## Task directions
Omit the pictures and output every entry below exactly as written.

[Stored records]
========================================

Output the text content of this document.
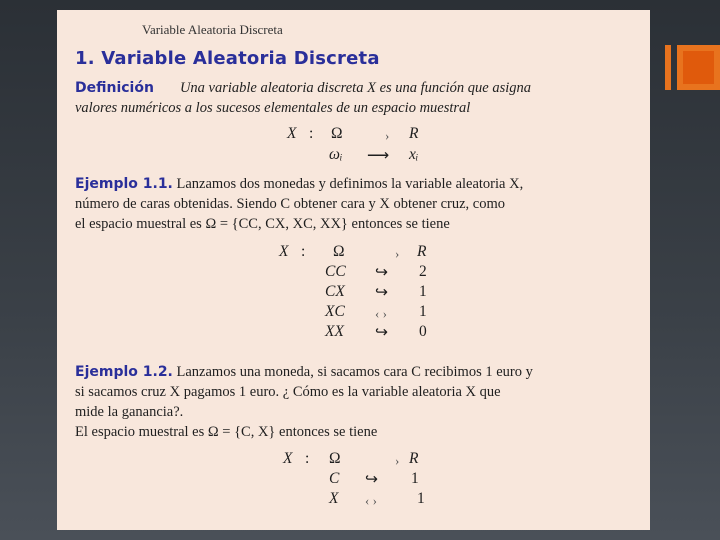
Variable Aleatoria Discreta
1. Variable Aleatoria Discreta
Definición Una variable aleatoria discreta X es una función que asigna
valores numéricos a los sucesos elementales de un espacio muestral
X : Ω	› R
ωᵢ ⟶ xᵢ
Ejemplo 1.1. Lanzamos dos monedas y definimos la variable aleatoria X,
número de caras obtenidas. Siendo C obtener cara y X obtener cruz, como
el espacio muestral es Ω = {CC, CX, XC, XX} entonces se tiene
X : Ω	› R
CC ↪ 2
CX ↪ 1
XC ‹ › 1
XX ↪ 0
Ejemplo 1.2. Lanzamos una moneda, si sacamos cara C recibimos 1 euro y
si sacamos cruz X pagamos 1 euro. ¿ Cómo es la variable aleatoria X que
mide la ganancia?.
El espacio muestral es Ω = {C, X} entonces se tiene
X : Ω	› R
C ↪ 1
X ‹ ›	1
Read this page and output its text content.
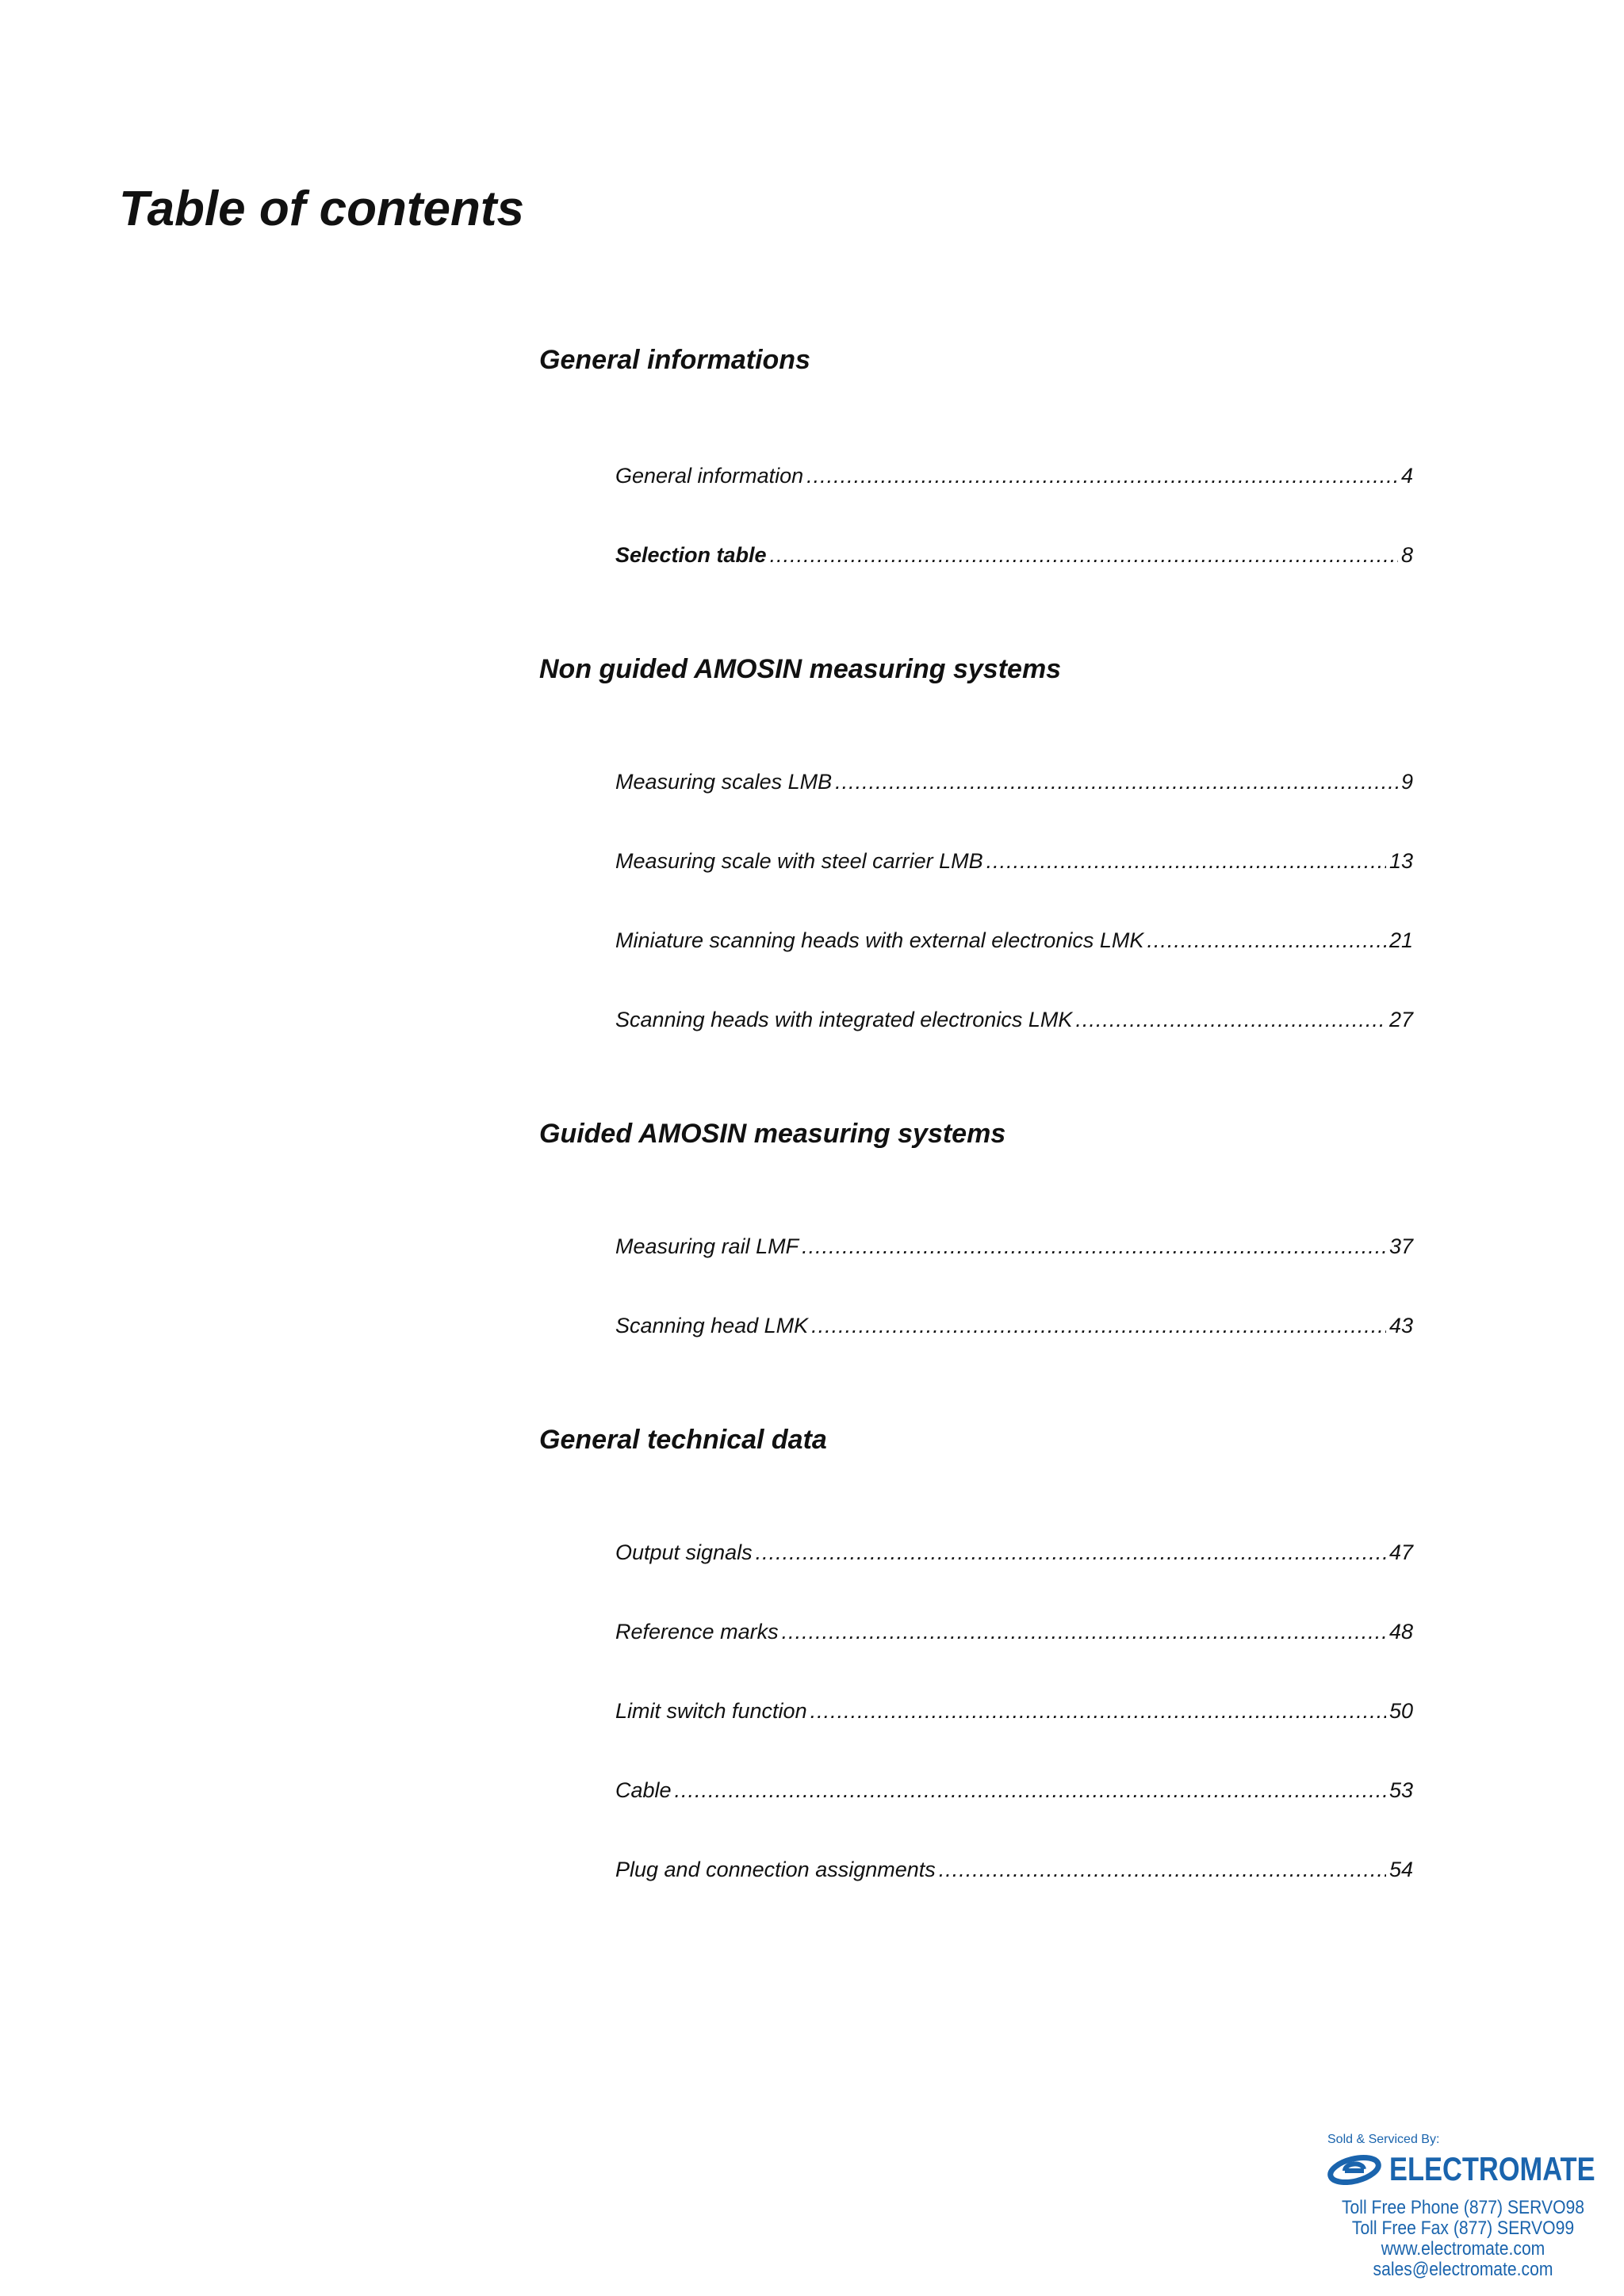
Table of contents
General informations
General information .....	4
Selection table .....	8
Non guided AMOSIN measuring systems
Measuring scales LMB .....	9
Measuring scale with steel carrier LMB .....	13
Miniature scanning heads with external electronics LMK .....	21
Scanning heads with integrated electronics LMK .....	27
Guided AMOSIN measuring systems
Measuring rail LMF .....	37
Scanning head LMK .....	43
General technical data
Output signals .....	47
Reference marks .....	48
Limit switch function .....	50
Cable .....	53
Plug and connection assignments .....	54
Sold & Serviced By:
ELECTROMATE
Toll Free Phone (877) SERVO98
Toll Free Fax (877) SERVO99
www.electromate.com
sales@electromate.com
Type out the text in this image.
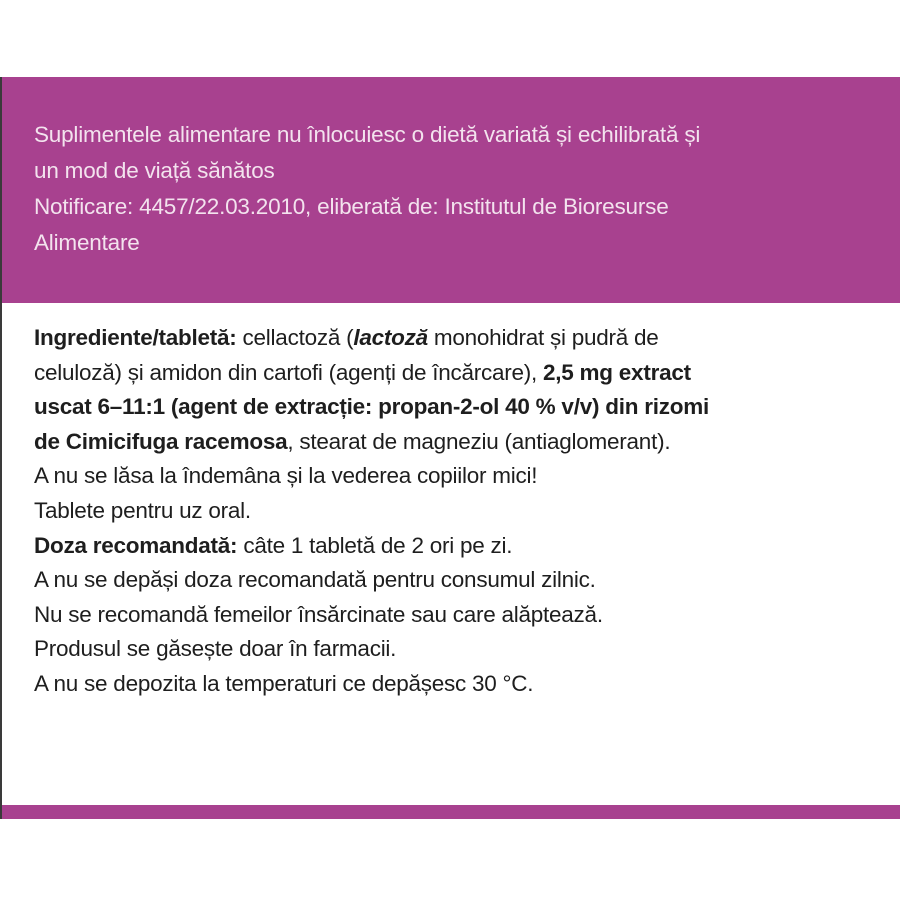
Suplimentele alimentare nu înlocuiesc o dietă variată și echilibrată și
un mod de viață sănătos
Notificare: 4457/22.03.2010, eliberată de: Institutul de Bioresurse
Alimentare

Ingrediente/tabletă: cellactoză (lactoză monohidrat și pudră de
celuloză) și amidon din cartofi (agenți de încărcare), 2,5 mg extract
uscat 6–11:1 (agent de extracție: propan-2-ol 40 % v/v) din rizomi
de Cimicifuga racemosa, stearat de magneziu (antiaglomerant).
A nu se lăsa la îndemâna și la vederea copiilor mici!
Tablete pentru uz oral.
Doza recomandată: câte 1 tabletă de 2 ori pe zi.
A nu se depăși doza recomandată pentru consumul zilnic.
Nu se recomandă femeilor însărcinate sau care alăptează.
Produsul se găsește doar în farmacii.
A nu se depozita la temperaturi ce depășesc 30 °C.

========================================

## Result for this exercise
Output the text content of this document.
Variable Aleatoria Discreta
1. Variable Aleatoria Discreta
Definición Una variable aleatoria discreta X es una función que asigna
valores numéricos a los sucesos elementales de un espacio muestral
X : Ω	› R
ωᵢ ⟶ xᵢ
Ejemplo 1.1. Lanzamos dos monedas y definimos la variable aleatoria X,
número de caras obtenidas. Siendo C obtener cara y X obtener cruz, como
el espacio muestral es Ω = {CC, CX, XC, XX} entonces se tiene
X : Ω	› R
CC ↪ 2
CX ↪ 1
XC ‹ › 1
XX ↪ 0
Ejemplo 1.2. Lanzamos una moneda, si sacamos cara C recibimos 1 euro y
si sacamos cruz X pagamos 1 euro. ¿ Cómo es la variable aleatoria X que
mide la ganancia?.
El espacio muestral es Ω = {C, X} entonces se tiene
X : Ω	› R
C ↪ 1
X ‹ ›	1
Read this page and output its text content.
Table of contents
General informations
General information .....	4
Selection table .....	8
Non guided AMOSIN measuring systems
Measuring scales LMB .....	9
Measuring scale with steel carrier LMB .....	13
Miniature scanning heads with external electronics LMK .....	21
Scanning heads with integrated electronics LMK .....	27
Guided AMOSIN measuring systems
Measuring rail LMF .....	37
Scanning head LMK .....	43
General technical data
Output signals .....	47
Reference marks .....	48
Limit switch function .....	50
Cable .....	53
Plug and connection assignments .....	54
Sold & Serviced By:
ELECTROMATE
Toll Free Phone (877) SERVO98
Toll Free Fax (877) SERVO99
www.electromate.com
sales@electromate.com
Type out the text in this image.
Suplimentele alimentare nu înlocuiesc o dietă variată și echilibrată și
un mod de viață sănătos
Notificare: 4457/22.03.2010, eliberată de: Institutul de Bioresurse
Alimentare

Ingrediente/tabletă: cellactoză (lactoză monohidrat și pudră de
celuloză) și amidon din cartofi (agenți de încărcare), 2,5 mg extract
uscat 6–11:1 (agent de extracție: propan-2-ol 40 % v/v) din rizomi
de Cimicifuga racemosa, stearat de magneziu (antiaglomerant).
A nu se lăsa la îndemâna și la vederea copiilor mici!
Tablete pentru uz oral.
Doza recomandată: câte 1 tabletă de 2 ori pe zi.
A nu se depăși doza recomandată pentru consumul zilnic.
Nu se recomandă femeilor însărcinate sau care alăptează.
Produsul se găsește doar în farmacii.
A nu se depozita la temperaturi ce depășesc 30 °C.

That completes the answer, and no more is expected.